> **DATASET RECORDS**

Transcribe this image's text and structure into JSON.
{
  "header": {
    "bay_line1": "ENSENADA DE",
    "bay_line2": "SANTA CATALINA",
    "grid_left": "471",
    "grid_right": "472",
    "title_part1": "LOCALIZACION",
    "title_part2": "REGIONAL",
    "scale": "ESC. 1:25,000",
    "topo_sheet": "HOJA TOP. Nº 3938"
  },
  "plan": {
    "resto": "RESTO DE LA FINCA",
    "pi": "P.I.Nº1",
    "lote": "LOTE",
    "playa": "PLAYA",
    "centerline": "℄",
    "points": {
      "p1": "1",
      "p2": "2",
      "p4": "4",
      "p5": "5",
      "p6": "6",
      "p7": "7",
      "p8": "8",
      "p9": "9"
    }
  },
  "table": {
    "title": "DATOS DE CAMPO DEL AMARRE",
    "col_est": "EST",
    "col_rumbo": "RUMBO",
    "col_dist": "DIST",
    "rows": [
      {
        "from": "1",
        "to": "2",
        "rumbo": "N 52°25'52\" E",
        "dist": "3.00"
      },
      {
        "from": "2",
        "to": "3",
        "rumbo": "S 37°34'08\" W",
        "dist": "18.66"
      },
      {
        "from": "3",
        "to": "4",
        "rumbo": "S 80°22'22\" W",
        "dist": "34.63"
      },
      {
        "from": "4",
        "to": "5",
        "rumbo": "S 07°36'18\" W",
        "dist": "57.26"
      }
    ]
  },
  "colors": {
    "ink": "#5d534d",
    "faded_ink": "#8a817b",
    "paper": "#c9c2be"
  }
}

> **EXERCISE DESCRIPTION**
Each record above must be given again exactly.

> **EXERCISE RESPONSE**
Transcribe this image's text and structure into JSON.
{
  "header": {
    "bay_line1": "ENSENADA DE",
    "bay_line2": "SANTA CATALINA",
    "grid_left": "471",
    "grid_right": "472",
    "title_part1": "LOCALIZACION",
    "title_part2": "REGIONAL",
    "scale": "ESC. 1:25,000",
    "topo_sheet": "HOJA TOP. Nº 3938"
  },
  "plan": {
    "resto": "RESTO DE LA FINCA",
    "pi": "P.I.Nº1",
    "lote": "LOTE",
    "playa": "PLAYA",
    "centerline": "℄",
    "points": {
      "p1": "1",
      "p2": "2",
      "p4": "4",
      "p5": "5",
      "p6": "6",
      "p7": "7",
      "p8": "8",
      "p9": "9"
    }
  },
  "table": {
    "title": "DATOS DE CAMPO DEL AMARRE",
    "col_est": "EST",
    "col_rumbo": "RUMBO",
    "col_dist": "DIST",
    "rows": [
      {
        "from": "1",
        "to": "2",
        "rumbo": "N 52°25'52\" E",
        "dist": "3.00"
      },
      {
        "from": "2",
        "to": "3",
        "rumbo": "S 37°34'08\" W",
        "dist": "18.66"
      },
      {
        "from": "3",
        "to": "4",
        "rumbo": "S 80°22'22\" W",
        "dist": "34.63"
      },
      {
        "from": "4",
        "to": "5",
        "rumbo": "S 07°36'18\" W",
        "dist": "57.26"
      }
    ]
  },
  "colors": {
    "ink": "#5d534d",
    "faded_ink": "#8a817b",
    "paper": "#c9c2be"
  }
}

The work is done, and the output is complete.